■ What to work on
Among the entries, which lines carry the string "Jobs"? Copy each of them.

■ Data for this task
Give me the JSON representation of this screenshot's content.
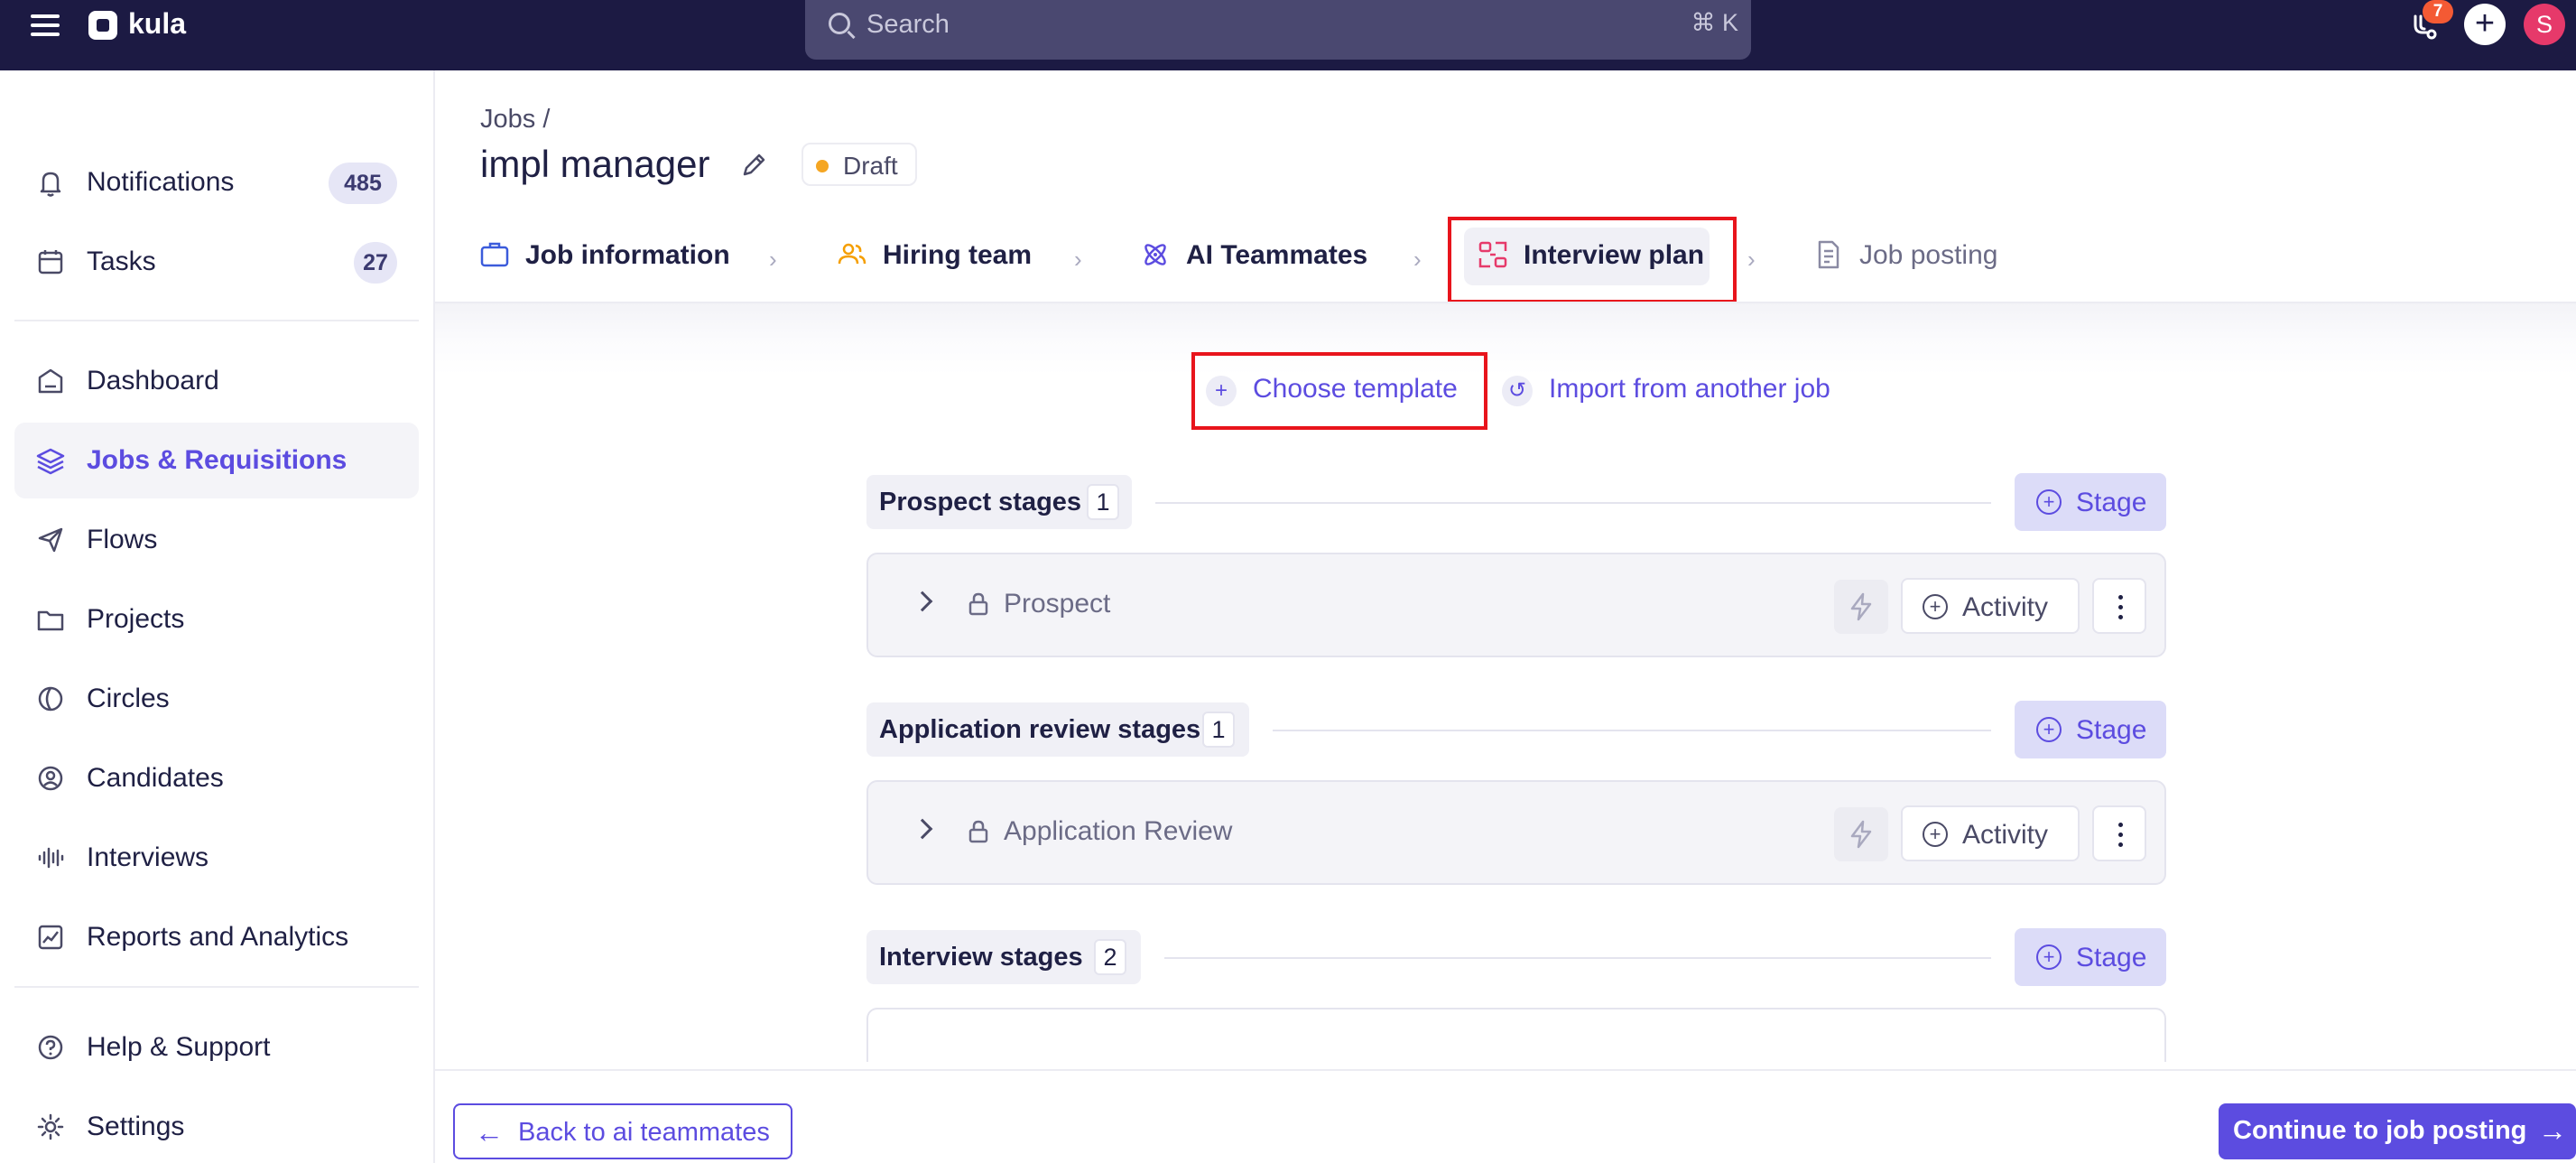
{
  "app": {
    "brand": "kula"
  },
  "topbar": {
    "search_placeholder": "Search",
    "search_shortcut": "⌘ K",
    "notification_badge": "7",
    "avatar_initial": "S",
    "colors": {
      "background": "#1c1a43",
      "badge": "#f45a34",
      "avatar": "#e6396a"
    }
  },
  "sidebar": {
    "items": [
      {
        "label": "Notifications",
        "icon": "bell-icon",
        "count": "485"
      },
      {
        "label": "Tasks",
        "icon": "calendar-icon",
        "count": "27"
      },
      {
        "label": "Dashboard",
        "icon": "home-icon"
      },
      {
        "label": "Jobs & Requisitions",
        "icon": "layers-icon",
        "active": true
      },
      {
        "label": "Flows",
        "icon": "send-icon"
      },
      {
        "label": "Projects",
        "icon": "folder-icon"
      },
      {
        "label": "Circles",
        "icon": "circles-icon"
      },
      {
        "label": "Candidates",
        "icon": "user-circle-icon"
      },
      {
        "label": "Interviews",
        "icon": "waveform-icon"
      },
      {
        "label": "Reports and Analytics",
        "icon": "chart-icon"
      },
      {
        "label": "Help & Support",
        "icon": "help-icon"
      },
      {
        "label": "Settings",
        "icon": "gear-icon"
      }
    ]
  },
  "header": {
    "breadcrumb": "Jobs /",
    "title": "impl manager",
    "status": "Draft",
    "status_color": "#f5a623"
  },
  "steps": [
    {
      "label": "Job information",
      "icon": "briefcase-icon",
      "color": "#3b5bdb"
    },
    {
      "label": "Hiring team",
      "icon": "users-icon",
      "color": "#f59f00"
    },
    {
      "label": "AI Teammates",
      "icon": "atom-icon",
      "color": "#5c4ce0"
    },
    {
      "label": "Interview plan",
      "icon": "interview-plan-icon",
      "color": "#e6396a",
      "active": true
    },
    {
      "label": "Job posting",
      "icon": "document-icon",
      "color": "#8a8aa3",
      "disabled": true
    }
  ],
  "template_actions": {
    "choose_template": "Choose template",
    "import_job": "Import from another job"
  },
  "sections": [
    {
      "title": "Prospect stages",
      "count": "1",
      "add_label": "Stage",
      "stages": [
        {
          "name": "Prospect",
          "activity_label": "Activity"
        }
      ]
    },
    {
      "title": "Application review stages",
      "count": "1",
      "add_label": "Stage",
      "stages": [
        {
          "name": "Application Review",
          "activity_label": "Activity"
        }
      ]
    },
    {
      "title": "Interview stages",
      "count": "2",
      "add_label": "Stage"
    }
  ],
  "footer": {
    "back_label": "Back to ai teammates",
    "continue_label": "Continue to job posting"
  },
  "accent_color": "#5c4ce0"
}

■ The reply
        "label": "Jobs & Requisitions",
    "breadcrumb": "Jobs /",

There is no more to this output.